>> Start
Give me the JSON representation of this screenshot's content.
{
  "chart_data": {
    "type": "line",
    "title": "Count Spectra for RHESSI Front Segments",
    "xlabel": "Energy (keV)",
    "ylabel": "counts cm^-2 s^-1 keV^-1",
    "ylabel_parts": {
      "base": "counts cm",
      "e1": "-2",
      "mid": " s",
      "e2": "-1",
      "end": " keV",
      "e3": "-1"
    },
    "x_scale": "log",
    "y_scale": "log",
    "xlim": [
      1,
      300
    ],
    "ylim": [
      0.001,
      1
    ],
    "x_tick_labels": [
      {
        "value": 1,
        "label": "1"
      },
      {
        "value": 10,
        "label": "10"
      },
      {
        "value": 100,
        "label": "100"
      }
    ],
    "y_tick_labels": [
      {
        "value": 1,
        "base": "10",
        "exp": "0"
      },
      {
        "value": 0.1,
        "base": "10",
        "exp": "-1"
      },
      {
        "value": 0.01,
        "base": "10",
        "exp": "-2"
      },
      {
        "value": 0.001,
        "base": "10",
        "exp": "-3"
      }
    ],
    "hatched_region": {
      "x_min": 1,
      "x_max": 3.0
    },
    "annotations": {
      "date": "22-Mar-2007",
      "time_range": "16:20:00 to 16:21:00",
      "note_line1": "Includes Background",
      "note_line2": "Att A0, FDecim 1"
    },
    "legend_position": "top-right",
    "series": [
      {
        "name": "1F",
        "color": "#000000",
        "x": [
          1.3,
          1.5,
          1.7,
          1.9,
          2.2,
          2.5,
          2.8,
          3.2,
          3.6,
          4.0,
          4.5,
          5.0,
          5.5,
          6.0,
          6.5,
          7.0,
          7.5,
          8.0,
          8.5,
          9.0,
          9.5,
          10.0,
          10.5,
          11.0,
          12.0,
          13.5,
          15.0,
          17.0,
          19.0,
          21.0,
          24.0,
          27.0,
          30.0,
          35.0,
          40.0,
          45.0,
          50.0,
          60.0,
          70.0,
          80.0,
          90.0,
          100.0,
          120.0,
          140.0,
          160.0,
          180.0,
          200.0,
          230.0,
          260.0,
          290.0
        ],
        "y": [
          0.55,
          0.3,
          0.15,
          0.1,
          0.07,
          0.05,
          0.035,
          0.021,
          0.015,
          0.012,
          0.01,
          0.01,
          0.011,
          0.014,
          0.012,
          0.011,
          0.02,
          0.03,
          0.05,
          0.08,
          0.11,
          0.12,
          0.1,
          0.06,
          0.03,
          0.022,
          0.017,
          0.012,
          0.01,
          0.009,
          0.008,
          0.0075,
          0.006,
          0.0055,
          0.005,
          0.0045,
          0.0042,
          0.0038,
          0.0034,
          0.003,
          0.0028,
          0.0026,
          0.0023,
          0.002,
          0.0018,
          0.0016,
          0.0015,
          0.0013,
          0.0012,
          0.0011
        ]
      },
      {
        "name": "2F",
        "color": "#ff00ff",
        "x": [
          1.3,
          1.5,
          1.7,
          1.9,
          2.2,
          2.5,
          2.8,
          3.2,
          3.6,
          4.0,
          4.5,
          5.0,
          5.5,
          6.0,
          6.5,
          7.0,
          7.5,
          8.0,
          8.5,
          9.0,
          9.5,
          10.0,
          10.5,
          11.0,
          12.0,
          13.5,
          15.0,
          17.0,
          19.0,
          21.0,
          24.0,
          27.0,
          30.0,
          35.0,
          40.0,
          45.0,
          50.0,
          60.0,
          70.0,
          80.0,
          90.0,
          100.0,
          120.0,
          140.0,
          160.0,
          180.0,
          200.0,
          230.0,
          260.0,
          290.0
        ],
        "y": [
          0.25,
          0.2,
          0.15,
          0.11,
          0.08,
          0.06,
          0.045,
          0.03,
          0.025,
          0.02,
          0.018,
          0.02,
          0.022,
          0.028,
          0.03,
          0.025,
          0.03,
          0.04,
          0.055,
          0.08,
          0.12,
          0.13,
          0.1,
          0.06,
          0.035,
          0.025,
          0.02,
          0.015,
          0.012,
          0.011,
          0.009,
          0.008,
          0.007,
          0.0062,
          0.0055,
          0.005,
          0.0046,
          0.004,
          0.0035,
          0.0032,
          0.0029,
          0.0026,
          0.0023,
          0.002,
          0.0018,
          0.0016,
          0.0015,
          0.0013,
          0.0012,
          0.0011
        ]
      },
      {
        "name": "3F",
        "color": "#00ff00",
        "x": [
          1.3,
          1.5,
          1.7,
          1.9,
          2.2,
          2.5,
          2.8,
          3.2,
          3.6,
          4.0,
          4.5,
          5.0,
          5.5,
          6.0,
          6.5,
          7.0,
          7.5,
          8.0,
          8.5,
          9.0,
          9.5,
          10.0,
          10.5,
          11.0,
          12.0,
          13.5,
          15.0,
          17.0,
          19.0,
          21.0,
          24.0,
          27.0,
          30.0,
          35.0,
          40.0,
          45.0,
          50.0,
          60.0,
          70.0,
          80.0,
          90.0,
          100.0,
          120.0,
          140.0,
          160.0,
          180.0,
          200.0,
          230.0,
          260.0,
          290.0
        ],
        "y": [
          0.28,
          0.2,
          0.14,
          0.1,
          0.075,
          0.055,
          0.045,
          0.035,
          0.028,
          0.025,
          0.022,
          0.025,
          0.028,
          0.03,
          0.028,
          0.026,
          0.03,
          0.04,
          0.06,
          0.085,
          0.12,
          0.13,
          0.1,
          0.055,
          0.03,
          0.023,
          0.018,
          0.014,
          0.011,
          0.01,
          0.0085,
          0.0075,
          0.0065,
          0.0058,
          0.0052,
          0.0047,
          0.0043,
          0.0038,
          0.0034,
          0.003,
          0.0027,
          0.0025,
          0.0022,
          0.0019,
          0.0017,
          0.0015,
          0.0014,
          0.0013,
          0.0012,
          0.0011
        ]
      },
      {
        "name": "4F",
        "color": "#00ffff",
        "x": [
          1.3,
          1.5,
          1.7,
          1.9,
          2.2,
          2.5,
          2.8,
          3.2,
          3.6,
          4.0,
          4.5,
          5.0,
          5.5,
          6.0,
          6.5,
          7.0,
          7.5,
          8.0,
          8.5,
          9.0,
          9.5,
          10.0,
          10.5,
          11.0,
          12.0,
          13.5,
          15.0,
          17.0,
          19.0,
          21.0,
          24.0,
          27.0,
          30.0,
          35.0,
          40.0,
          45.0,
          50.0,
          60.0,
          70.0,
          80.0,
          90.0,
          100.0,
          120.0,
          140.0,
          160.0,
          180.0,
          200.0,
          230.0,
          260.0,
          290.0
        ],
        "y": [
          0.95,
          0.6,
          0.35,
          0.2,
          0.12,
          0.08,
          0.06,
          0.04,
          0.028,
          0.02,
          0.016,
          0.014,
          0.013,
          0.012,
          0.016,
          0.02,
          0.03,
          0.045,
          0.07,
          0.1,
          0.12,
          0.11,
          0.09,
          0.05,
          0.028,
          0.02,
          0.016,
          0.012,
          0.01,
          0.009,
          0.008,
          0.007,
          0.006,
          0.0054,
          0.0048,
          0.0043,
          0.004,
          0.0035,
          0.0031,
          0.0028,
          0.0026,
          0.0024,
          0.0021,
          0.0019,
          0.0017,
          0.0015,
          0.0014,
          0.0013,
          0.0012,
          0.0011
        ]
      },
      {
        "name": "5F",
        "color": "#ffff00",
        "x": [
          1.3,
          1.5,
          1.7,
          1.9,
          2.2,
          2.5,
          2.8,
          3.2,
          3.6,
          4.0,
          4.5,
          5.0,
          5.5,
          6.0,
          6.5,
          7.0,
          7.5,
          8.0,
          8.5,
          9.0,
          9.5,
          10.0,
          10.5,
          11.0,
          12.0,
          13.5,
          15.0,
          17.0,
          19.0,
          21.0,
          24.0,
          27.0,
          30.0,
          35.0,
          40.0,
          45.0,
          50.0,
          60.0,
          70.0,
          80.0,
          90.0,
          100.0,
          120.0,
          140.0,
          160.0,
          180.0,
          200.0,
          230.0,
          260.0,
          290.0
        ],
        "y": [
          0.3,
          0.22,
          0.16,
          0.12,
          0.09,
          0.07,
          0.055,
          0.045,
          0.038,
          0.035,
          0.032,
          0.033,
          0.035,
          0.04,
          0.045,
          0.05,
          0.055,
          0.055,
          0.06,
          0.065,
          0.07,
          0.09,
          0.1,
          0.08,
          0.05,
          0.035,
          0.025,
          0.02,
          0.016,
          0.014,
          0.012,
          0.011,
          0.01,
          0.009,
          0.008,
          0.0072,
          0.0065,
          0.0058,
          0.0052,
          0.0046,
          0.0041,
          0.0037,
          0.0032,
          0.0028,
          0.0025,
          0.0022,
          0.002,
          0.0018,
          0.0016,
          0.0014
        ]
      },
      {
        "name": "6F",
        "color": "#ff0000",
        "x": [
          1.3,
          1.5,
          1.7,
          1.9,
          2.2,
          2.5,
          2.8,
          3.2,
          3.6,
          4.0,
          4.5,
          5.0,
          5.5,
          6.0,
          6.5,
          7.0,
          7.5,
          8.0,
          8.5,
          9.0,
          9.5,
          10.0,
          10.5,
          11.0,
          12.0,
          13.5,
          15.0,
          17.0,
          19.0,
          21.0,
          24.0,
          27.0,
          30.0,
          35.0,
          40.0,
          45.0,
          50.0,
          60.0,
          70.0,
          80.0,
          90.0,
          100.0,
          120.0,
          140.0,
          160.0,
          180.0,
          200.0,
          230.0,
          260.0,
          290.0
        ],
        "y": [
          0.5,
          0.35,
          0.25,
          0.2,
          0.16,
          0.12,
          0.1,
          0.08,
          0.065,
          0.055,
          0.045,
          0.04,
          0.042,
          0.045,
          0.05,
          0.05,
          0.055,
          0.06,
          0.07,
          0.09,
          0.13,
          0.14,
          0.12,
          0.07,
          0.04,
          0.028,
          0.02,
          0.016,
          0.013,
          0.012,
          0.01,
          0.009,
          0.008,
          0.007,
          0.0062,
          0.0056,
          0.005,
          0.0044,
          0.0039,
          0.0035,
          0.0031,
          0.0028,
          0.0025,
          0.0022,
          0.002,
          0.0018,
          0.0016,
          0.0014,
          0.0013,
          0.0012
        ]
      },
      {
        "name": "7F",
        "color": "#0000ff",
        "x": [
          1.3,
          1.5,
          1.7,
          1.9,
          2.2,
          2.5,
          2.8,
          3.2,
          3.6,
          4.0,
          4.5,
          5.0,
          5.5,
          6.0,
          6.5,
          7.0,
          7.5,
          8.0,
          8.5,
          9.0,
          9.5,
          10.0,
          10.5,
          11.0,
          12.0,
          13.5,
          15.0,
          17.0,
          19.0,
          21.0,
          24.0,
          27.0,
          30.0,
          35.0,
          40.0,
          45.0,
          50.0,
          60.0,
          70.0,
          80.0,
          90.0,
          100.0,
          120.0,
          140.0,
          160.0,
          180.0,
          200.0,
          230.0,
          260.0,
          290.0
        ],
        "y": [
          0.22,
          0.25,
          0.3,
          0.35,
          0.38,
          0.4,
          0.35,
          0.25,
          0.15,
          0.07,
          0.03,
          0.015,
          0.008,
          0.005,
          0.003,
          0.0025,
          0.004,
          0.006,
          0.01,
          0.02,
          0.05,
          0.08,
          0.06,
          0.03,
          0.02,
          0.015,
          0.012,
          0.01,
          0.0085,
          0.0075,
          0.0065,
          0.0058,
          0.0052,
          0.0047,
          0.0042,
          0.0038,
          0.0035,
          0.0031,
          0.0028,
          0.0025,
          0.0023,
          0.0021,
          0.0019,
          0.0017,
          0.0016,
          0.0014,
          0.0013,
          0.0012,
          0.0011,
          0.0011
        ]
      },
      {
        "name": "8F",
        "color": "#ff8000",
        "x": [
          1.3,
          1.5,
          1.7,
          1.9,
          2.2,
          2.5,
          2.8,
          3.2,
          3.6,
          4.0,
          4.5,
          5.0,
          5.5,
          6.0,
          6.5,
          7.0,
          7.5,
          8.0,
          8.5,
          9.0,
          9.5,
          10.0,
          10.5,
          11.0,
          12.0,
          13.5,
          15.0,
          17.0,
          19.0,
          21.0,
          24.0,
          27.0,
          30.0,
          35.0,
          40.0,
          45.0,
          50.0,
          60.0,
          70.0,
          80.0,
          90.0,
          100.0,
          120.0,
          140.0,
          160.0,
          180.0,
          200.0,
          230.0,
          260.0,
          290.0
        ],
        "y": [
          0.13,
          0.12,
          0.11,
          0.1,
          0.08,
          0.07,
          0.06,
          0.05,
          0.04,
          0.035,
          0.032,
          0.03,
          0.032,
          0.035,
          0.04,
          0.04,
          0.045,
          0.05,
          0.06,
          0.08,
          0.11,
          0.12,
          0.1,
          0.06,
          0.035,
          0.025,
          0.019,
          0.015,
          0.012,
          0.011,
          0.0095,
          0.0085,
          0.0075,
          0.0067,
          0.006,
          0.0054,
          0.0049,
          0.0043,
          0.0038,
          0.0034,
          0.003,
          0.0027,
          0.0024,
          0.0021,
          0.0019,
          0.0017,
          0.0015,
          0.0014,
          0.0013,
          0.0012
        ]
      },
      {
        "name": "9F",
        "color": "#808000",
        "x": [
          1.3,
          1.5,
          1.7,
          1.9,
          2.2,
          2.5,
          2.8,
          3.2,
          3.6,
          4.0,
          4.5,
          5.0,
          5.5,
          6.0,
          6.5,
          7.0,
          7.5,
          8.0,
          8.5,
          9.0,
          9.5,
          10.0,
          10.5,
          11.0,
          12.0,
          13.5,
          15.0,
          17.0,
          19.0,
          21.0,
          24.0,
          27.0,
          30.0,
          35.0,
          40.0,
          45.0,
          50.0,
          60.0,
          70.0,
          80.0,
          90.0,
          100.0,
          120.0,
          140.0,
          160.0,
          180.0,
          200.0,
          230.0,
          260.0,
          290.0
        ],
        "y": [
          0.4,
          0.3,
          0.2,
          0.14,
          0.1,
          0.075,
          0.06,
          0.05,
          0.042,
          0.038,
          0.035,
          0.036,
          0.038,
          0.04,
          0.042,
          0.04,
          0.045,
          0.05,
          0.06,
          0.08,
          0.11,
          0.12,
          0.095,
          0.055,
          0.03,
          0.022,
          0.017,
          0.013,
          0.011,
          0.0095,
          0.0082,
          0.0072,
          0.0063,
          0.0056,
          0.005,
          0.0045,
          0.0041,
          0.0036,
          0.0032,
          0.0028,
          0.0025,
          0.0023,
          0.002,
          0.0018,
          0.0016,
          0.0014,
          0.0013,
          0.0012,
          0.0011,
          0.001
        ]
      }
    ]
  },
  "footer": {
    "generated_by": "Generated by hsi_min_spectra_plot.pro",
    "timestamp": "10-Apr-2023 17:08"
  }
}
>> End
> **BRIEF**
Using the records above, select and copy every line that has the word "color".

> **CORRECT ANSWER**
        "color": "#000000",
        "color": "#ff00ff",
        "color": "#00ff00",
        "color": "#00ffff",
        "color": "#ffff00",
        "color": "#ff0000",
        "color": "#0000ff",
        "color": "#ff8000",
        "color": "#808000",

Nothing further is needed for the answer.